### Given problem
Set down each line of the material that follows, exactly, with no pictures.

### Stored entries
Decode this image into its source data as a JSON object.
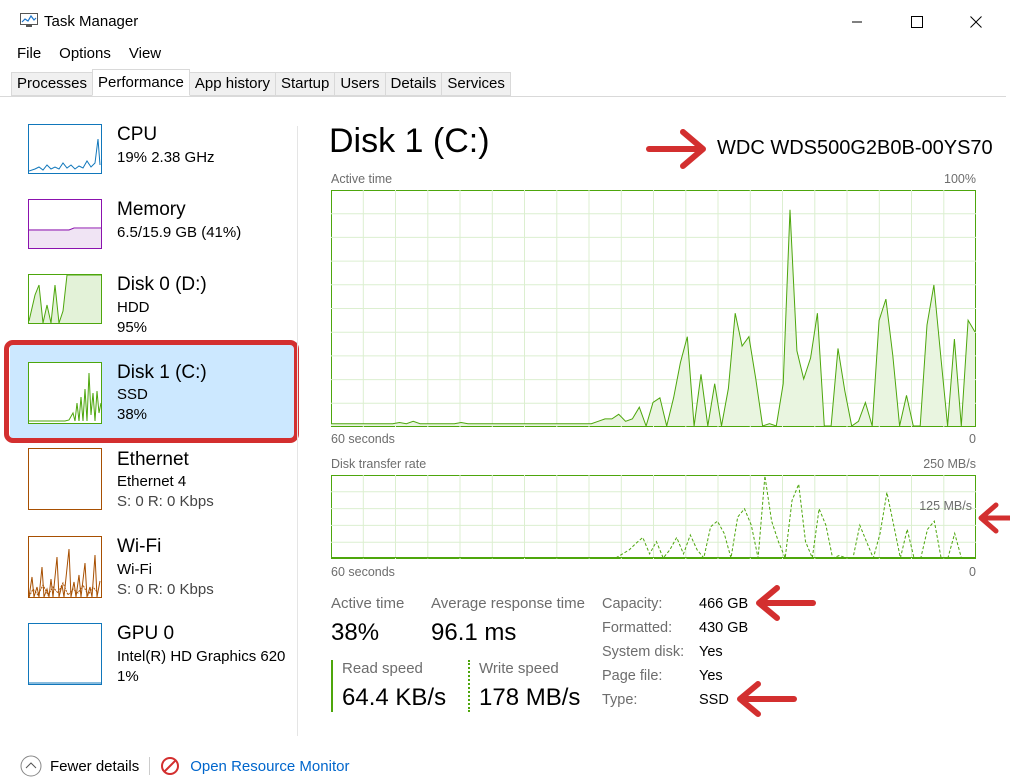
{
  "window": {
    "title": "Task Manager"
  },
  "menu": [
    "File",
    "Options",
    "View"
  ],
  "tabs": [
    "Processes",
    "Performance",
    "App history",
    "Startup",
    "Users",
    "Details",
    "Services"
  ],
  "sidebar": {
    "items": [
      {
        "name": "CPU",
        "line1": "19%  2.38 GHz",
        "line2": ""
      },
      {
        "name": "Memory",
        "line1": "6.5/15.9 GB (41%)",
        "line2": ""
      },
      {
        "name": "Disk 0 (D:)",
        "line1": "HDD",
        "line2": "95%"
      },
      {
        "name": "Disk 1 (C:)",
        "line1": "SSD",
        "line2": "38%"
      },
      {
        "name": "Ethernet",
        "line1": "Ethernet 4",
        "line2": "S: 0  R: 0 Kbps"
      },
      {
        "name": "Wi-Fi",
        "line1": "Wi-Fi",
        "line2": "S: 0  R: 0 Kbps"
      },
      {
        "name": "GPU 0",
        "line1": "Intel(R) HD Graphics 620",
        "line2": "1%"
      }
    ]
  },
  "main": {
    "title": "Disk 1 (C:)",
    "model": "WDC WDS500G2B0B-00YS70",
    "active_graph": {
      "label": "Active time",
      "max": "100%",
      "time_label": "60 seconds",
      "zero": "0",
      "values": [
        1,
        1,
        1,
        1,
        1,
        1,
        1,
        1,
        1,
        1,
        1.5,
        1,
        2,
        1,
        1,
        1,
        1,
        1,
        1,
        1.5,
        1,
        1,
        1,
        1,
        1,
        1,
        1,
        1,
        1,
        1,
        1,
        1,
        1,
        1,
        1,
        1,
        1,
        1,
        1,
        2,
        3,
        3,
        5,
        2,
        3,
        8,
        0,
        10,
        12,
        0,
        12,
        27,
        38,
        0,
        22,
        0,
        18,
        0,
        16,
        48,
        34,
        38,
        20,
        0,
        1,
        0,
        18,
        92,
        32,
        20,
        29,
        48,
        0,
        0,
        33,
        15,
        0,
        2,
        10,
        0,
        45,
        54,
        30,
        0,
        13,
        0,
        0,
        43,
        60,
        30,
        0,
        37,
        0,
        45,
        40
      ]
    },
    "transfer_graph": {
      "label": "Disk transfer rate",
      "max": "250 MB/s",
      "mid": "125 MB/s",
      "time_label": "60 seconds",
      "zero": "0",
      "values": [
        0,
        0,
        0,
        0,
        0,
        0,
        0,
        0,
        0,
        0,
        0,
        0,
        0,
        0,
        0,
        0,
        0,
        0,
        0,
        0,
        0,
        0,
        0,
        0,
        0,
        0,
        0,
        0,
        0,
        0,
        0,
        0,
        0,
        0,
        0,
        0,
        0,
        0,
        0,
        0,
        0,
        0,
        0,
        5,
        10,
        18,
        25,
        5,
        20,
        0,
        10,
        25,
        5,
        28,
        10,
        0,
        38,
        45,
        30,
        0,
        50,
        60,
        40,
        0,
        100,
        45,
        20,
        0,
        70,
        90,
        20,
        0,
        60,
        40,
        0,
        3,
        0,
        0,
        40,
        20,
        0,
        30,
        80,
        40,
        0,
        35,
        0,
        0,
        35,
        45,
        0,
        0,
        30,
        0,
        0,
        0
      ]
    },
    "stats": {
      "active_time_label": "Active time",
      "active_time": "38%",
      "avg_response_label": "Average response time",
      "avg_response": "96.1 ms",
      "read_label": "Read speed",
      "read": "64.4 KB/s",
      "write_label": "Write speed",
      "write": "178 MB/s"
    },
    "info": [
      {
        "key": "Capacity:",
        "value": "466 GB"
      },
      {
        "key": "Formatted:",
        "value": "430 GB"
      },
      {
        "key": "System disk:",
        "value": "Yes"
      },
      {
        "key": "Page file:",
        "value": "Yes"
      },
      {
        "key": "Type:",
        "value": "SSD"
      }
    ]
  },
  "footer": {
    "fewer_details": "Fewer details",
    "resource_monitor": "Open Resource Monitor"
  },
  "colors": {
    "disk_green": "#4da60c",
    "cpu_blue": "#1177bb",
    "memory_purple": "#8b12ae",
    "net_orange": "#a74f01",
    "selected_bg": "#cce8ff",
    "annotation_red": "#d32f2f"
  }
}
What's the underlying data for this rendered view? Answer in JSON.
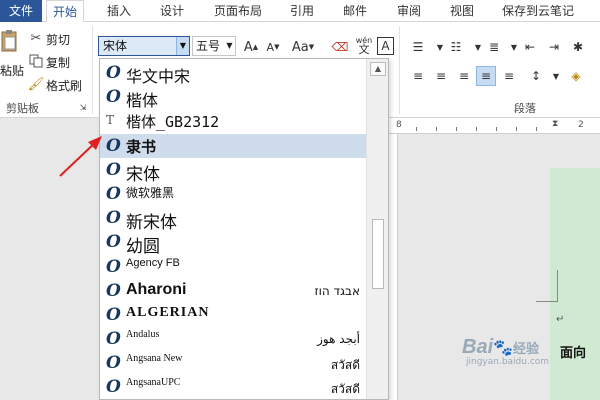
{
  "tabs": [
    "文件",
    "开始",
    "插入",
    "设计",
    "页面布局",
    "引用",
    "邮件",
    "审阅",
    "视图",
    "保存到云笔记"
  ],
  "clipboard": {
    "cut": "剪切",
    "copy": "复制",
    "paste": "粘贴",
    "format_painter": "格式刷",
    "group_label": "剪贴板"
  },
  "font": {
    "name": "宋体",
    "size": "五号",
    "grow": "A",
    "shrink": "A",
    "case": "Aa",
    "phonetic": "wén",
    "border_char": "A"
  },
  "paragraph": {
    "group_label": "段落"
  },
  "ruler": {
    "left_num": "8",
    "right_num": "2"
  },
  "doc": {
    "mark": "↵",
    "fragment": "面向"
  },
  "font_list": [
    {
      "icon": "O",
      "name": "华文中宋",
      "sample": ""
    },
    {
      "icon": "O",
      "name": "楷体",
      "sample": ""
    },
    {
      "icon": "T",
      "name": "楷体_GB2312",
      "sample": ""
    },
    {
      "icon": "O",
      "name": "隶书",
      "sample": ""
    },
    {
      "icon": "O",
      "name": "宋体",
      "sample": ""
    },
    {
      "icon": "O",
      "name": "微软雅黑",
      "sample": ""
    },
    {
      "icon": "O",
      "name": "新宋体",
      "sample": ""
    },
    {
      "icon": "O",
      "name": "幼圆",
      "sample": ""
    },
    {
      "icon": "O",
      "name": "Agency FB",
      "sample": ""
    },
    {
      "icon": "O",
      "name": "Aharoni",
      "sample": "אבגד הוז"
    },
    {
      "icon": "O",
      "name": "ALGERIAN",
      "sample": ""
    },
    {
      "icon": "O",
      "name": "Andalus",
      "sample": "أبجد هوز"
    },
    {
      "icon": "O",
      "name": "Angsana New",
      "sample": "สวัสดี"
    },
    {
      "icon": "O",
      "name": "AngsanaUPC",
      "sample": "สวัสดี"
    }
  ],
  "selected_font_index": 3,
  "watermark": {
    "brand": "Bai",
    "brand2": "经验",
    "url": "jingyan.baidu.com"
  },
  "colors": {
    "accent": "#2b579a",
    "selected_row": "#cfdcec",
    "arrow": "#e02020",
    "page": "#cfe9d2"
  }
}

### Answer
Decode this image into its source data as a JSON object.
{
  "window": {
    "title": "Task Manager"
  },
  "menu": [
    "File",
    "Options",
    "View"
  ],
  "tabs": [
    "Processes",
    "Performance",
    "App history",
    "Startup",
    "Users",
    "Details",
    "Services"
  ],
  "sidebar": {
    "items": [
      {
        "name": "CPU",
        "line1": "19%  2.38 GHz",
        "line2": ""
      },
      {
        "name": "Memory",
        "line1": "6.5/15.9 GB (41%)",
        "line2": ""
      },
      {
        "name": "Disk 0 (D:)",
        "line1": "HDD",
        "line2": "95%"
      },
      {
        "name": "Disk 1 (C:)",
        "line1": "SSD",
        "line2": "38%"
      },
      {
        "name": "Ethernet",
        "line1": "Ethernet 4",
        "line2": "S: 0  R: 0 Kbps"
      },
      {
        "name": "Wi-Fi",
        "line1": "Wi-Fi",
        "line2": "S: 0  R: 0 Kbps"
      },
      {
        "name": "GPU 0",
        "line1": "Intel(R) HD Graphics 620",
        "line2": "1%"
      }
    ]
  },
  "main": {
    "title": "Disk 1 (C:)",
    "model": "WDC WDS500G2B0B-00YS70",
    "active_graph": {
      "label": "Active time",
      "max": "100%",
      "time_label": "60 seconds",
      "zero": "0",
      "values": [
        1,
        1,
        1,
        1,
        1,
        1,
        1,
        1,
        1,
        1,
        1.5,
        1,
        2,
        1,
        1,
        1,
        1,
        1,
        1,
        1.5,
        1,
        1,
        1,
        1,
        1,
        1,
        1,
        1,
        1,
        1,
        1,
        1,
        1,
        1,
        1,
        1,
        1,
        1,
        1,
        2,
        3,
        3,
        5,
        2,
        3,
        8,
        0,
        10,
        12,
        0,
        12,
        27,
        38,
        0,
        22,
        0,
        18,
        0,
        16,
        48,
        34,
        38,
        20,
        0,
        1,
        0,
        18,
        92,
        32,
        20,
        29,
        48,
        0,
        0,
        33,
        15,
        0,
        2,
        10,
        0,
        45,
        54,
        30,
        0,
        13,
        0,
        0,
        43,
        60,
        30,
        0,
        37,
        0,
        45,
        40
      ]
    },
    "transfer_graph": {
      "label": "Disk transfer rate",
      "max": "250 MB/s",
      "mid": "125 MB/s",
      "time_label": "60 seconds",
      "zero": "0",
      "values": [
        0,
        0,
        0,
        0,
        0,
        0,
        0,
        0,
        0,
        0,
        0,
        0,
        0,
        0,
        0,
        0,
        0,
        0,
        0,
        0,
        0,
        0,
        0,
        0,
        0,
        0,
        0,
        0,
        0,
        0,
        0,
        0,
        0,
        0,
        0,
        0,
        0,
        0,
        0,
        0,
        0,
        0,
        0,
        5,
        10,
        18,
        25,
        5,
        20,
        0,
        10,
        25,
        5,
        28,
        10,
        0,
        38,
        45,
        30,
        0,
        50,
        60,
        40,
        0,
        100,
        45,
        20,
        0,
        70,
        90,
        20,
        0,
        60,
        40,
        0,
        3,
        0,
        0,
        40,
        20,
        0,
        30,
        80,
        40,
        0,
        35,
        0,
        0,
        35,
        45,
        0,
        0,
        30,
        0,
        0,
        0
      ]
    },
    "stats": {
      "active_time_label": "Active time",
      "active_time": "38%",
      "avg_response_label": "Average response time",
      "avg_response": "96.1 ms",
      "read_label": "Read speed",
      "read": "64.4 KB/s",
      "write_label": "Write speed",
      "write": "178 MB/s"
    },
    "info": [
      {
        "key": "Capacity:",
        "value": "466 GB"
      },
      {
        "key": "Formatted:",
        "value": "430 GB"
      },
      {
        "key": "System disk:",
        "value": "Yes"
      },
      {
        "key": "Page file:",
        "value": "Yes"
      },
      {
        "key": "Type:",
        "value": "SSD"
      }
    ]
  },
  "footer": {
    "fewer_details": "Fewer details",
    "resource_monitor": "Open Resource Monitor"
  },
  "colors": {
    "disk_green": "#4da60c",
    "cpu_blue": "#1177bb",
    "memory_purple": "#8b12ae",
    "net_orange": "#a74f01",
    "selected_bg": "#cce8ff",
    "annotation_red": "#d32f2f"
  }
}
What's the underlying data for this rendered view? Answer in JSON.
{
  "tabs": [
    "文件",
    "开始",
    "插入",
    "设计",
    "页面布局",
    "引用",
    "邮件",
    "审阅",
    "视图",
    "保存到云笔记"
  ],
  "clipboard": {
    "cut": "剪切",
    "copy": "复制",
    "paste": "粘贴",
    "format_painter": "格式刷",
    "group_label": "剪贴板"
  },
  "font": {
    "name": "宋体",
    "size": "五号",
    "grow": "A",
    "shrink": "A",
    "case": "Aa",
    "phonetic": "wén",
    "border_char": "A"
  },
  "paragraph": {
    "group_label": "段落"
  },
  "ruler": {
    "left_num": "8",
    "right_num": "2"
  },
  "doc": {
    "mark": "↵",
    "fragment": "面向"
  },
  "font_list": [
    {
      "icon": "O",
      "name": "华文中宋",
      "sample": ""
    },
    {
      "icon": "O",
      "name": "楷体",
      "sample": ""
    },
    {
      "icon": "T",
      "name": "楷体_GB2312",
      "sample": ""
    },
    {
      "icon": "O",
      "name": "隶书",
      "sample": ""
    },
    {
      "icon": "O",
      "name": "宋体",
      "sample": ""
    },
    {
      "icon": "O",
      "name": "微软雅黑",
      "sample": ""
    },
    {
      "icon": "O",
      "name": "新宋体",
      "sample": ""
    },
    {
      "icon": "O",
      "name": "幼圆",
      "sample": ""
    },
    {
      "icon": "O",
      "name": "Agency FB",
      "sample": ""
    },
    {
      "icon": "O",
      "name": "Aharoni",
      "sample": "אבגד הוז"
    },
    {
      "icon": "O",
      "name": "ALGERIAN",
      "sample": ""
    },
    {
      "icon": "O",
      "name": "Andalus",
      "sample": "أبجد هوز"
    },
    {
      "icon": "O",
      "name": "Angsana New",
      "sample": "สวัสดี"
    },
    {
      "icon": "O",
      "name": "AngsanaUPC",
      "sample": "สวัสดี"
    }
  ],
  "selected_font_index": 3,
  "watermark": {
    "brand": "Bai",
    "brand2": "经验",
    "url": "jingyan.baidu.com"
  },
  "colors": {
    "accent": "#2b579a",
    "selected_row": "#cfdcec",
    "arrow": "#e02020",
    "page": "#cfe9d2"
  }
}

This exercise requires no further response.